## MATERIAL FOR THE TASK
════

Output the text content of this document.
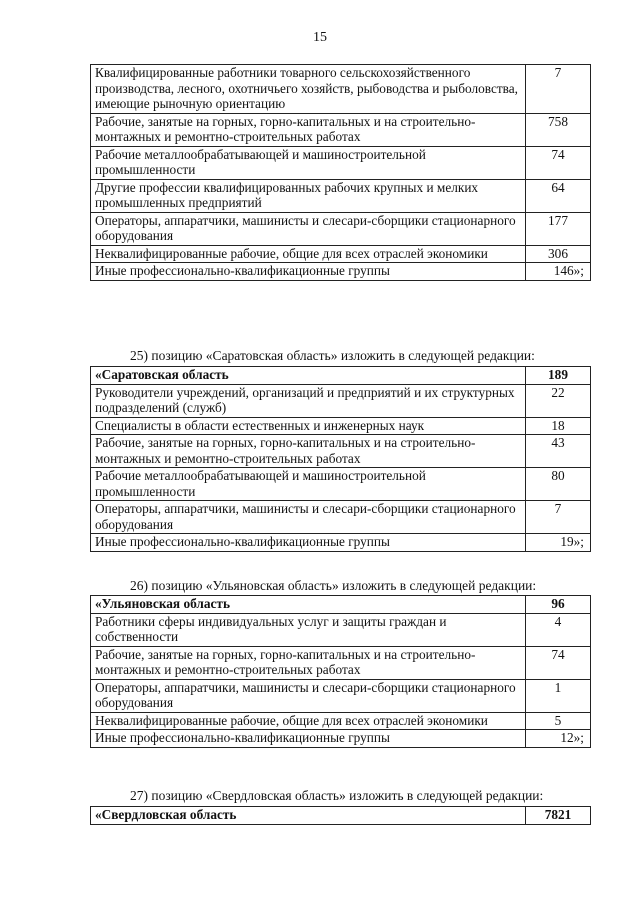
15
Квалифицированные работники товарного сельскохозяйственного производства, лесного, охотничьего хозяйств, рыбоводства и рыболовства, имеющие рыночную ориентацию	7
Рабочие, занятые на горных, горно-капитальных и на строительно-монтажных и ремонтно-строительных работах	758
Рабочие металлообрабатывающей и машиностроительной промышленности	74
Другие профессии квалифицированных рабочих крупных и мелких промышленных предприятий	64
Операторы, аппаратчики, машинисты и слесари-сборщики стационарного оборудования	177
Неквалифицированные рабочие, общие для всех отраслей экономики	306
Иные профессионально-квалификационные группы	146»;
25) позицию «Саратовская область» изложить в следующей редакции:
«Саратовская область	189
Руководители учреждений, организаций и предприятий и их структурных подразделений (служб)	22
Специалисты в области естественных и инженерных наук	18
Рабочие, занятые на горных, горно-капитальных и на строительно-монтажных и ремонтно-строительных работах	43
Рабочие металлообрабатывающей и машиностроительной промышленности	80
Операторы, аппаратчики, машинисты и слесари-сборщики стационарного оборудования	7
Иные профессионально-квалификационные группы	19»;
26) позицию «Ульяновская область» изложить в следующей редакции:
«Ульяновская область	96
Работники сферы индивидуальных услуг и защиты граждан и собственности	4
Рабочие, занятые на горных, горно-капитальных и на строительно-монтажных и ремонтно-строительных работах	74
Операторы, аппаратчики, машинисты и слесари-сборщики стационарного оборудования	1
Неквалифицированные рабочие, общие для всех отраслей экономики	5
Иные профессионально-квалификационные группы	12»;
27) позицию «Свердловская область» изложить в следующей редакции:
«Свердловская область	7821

════

## REQUIRED TASK
Using the listing above, locate the lines that hold "горно" and copy each one.

## SOLUTION BELOW
Рабочие, занятые на горных, горно-капитальных и на строительно-монтажных и ремонтно-строительных работах	758
Рабочие, занятые на горных, горно-капитальных и на строительно-монтажных и ремонтно-строительных работах	43
Рабочие, занятые на горных, горно-капитальных и на строительно-монтажных и ремонтно-строительных работах	74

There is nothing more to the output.